• [WHAT TO PRODUCE]
Find all lines in the listing that include the word "JSON", then copy them.

╭─ DATA RECORDS

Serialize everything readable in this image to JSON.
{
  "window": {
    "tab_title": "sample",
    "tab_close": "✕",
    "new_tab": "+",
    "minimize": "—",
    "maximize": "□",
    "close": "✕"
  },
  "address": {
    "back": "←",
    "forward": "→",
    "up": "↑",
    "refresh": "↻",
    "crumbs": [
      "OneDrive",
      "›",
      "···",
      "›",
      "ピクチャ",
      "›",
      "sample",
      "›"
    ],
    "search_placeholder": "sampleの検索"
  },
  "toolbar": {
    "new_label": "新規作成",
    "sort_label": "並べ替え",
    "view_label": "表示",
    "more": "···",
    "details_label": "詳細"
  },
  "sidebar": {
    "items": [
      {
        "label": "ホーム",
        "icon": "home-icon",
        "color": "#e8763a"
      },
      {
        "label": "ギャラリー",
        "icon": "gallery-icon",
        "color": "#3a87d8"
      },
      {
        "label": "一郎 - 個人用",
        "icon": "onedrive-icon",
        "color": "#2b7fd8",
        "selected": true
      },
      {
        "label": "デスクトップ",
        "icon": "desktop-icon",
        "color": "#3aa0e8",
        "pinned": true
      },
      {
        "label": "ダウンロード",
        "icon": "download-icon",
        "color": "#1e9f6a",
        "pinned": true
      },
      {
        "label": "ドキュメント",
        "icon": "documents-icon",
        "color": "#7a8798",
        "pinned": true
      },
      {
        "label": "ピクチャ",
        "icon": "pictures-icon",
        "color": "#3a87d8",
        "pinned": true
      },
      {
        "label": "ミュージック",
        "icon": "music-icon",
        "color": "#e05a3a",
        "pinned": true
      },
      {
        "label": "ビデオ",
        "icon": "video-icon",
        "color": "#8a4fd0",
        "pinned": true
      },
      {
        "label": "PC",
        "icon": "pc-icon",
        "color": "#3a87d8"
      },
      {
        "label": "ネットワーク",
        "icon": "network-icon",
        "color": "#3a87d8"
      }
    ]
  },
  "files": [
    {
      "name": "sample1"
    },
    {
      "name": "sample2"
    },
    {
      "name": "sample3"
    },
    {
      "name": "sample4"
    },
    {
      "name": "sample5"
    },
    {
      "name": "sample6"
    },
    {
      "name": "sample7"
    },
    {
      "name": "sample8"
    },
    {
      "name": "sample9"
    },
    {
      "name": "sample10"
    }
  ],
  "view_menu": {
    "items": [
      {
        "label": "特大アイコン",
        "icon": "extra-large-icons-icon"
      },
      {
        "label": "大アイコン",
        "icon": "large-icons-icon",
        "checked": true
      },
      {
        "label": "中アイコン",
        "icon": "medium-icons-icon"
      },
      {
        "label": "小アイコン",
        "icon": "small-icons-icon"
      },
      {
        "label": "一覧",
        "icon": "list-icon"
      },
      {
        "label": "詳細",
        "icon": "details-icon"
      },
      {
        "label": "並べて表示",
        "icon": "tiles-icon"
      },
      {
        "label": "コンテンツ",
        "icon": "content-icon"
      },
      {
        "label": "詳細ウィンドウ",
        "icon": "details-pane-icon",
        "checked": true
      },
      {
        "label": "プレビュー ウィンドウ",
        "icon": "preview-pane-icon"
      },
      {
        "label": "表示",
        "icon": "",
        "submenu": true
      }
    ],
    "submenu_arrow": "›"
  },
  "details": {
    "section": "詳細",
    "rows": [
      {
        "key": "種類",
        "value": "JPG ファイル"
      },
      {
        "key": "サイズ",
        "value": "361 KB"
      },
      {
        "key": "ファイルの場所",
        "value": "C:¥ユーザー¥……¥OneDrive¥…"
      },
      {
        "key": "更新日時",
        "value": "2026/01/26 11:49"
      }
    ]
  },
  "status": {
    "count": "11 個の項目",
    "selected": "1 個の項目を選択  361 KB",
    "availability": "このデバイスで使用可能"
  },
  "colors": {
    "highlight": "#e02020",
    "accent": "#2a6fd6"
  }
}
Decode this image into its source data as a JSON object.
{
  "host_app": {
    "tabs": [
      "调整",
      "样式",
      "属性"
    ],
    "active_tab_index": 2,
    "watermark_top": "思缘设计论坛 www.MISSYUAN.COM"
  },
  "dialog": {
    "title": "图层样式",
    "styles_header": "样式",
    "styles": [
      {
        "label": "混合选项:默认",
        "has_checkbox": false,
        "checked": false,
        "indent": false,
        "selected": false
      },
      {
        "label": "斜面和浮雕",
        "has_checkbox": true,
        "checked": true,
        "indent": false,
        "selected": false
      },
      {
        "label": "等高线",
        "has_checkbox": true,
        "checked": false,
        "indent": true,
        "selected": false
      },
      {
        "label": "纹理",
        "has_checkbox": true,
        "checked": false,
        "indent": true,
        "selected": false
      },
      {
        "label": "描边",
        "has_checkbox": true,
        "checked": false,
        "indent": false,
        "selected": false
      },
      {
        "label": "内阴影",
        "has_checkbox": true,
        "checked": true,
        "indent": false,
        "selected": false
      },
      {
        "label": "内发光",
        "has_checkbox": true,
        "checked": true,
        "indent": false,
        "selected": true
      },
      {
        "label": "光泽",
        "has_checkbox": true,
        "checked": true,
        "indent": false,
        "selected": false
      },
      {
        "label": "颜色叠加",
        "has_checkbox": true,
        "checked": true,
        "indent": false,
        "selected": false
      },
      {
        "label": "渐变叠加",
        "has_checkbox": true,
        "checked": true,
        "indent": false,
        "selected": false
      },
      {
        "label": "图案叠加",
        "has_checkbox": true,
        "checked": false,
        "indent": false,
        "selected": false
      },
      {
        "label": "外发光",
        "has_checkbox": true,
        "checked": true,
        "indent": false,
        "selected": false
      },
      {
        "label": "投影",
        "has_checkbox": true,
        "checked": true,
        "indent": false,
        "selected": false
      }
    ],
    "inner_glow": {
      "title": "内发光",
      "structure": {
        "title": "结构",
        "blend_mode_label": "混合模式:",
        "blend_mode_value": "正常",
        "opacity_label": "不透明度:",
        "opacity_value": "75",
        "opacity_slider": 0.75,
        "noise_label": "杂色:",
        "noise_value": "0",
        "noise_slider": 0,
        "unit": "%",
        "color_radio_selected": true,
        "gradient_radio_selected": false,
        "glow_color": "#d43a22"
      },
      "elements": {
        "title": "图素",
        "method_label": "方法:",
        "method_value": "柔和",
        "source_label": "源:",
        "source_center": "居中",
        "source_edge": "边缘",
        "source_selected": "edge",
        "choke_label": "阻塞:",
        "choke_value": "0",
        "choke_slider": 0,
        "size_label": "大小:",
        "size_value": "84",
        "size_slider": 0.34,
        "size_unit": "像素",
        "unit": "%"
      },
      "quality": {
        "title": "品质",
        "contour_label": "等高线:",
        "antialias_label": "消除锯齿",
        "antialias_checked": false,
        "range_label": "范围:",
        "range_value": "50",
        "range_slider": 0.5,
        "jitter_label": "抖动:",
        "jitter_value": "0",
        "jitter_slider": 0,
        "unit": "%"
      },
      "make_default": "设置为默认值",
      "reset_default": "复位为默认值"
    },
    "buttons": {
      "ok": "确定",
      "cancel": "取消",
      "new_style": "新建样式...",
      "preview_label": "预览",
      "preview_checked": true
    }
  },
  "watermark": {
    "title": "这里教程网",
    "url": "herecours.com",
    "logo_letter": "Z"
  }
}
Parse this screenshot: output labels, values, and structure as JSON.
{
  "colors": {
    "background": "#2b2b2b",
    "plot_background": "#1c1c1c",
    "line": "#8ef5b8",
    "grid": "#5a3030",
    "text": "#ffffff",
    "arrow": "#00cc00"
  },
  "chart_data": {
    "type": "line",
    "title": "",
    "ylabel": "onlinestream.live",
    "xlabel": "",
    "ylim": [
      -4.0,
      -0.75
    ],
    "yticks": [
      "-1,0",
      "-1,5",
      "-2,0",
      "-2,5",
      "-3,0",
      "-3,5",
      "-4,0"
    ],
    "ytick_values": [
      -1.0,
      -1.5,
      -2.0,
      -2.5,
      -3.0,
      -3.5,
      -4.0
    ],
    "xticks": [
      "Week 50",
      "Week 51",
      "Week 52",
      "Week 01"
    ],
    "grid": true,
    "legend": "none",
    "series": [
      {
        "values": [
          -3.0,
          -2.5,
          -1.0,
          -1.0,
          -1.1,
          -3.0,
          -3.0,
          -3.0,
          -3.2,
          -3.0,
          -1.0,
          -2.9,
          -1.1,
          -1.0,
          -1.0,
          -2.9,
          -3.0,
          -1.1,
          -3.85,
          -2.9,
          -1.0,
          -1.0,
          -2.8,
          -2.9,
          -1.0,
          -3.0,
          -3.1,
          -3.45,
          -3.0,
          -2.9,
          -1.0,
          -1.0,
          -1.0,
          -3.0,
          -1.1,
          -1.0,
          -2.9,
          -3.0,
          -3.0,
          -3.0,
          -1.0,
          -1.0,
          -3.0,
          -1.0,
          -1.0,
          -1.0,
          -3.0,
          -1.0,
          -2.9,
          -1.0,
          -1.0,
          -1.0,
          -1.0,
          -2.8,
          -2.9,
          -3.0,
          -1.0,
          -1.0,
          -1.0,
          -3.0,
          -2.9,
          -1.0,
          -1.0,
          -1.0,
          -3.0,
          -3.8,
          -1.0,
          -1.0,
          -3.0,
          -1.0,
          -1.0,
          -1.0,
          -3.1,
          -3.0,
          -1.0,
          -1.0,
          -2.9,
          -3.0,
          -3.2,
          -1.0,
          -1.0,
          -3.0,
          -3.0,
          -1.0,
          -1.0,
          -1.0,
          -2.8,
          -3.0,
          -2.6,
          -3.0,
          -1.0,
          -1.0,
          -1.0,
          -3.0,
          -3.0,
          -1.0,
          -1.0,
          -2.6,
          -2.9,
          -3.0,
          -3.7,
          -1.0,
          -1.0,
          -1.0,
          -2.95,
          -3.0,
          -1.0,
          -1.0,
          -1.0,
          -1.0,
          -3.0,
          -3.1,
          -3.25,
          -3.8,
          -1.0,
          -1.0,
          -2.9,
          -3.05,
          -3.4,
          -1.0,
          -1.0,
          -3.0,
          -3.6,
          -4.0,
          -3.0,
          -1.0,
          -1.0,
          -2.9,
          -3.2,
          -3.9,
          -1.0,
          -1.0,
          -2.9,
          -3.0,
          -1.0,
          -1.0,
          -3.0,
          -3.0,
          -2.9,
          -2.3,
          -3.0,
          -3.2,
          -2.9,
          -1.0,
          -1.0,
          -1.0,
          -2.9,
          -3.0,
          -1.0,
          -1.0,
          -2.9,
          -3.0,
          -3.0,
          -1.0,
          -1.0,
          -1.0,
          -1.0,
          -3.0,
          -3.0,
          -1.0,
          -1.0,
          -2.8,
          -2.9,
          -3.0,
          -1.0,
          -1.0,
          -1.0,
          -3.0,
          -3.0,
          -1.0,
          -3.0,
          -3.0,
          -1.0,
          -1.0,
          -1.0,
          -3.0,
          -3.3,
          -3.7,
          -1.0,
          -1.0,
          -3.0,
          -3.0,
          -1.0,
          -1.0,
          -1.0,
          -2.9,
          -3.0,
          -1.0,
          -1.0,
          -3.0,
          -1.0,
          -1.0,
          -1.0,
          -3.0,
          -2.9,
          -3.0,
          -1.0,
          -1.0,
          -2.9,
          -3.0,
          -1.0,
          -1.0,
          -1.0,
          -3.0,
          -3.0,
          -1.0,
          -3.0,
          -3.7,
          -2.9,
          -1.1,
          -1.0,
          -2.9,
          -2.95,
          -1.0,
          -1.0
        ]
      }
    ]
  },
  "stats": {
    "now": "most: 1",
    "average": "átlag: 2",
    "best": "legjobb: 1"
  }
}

╰─

• [TASK ANSWER]
Serialize everything readable in this image to JSON.
Decode this image into its source data as a JSON object.
Parse this screenshot: output labels, values, and structure as JSON.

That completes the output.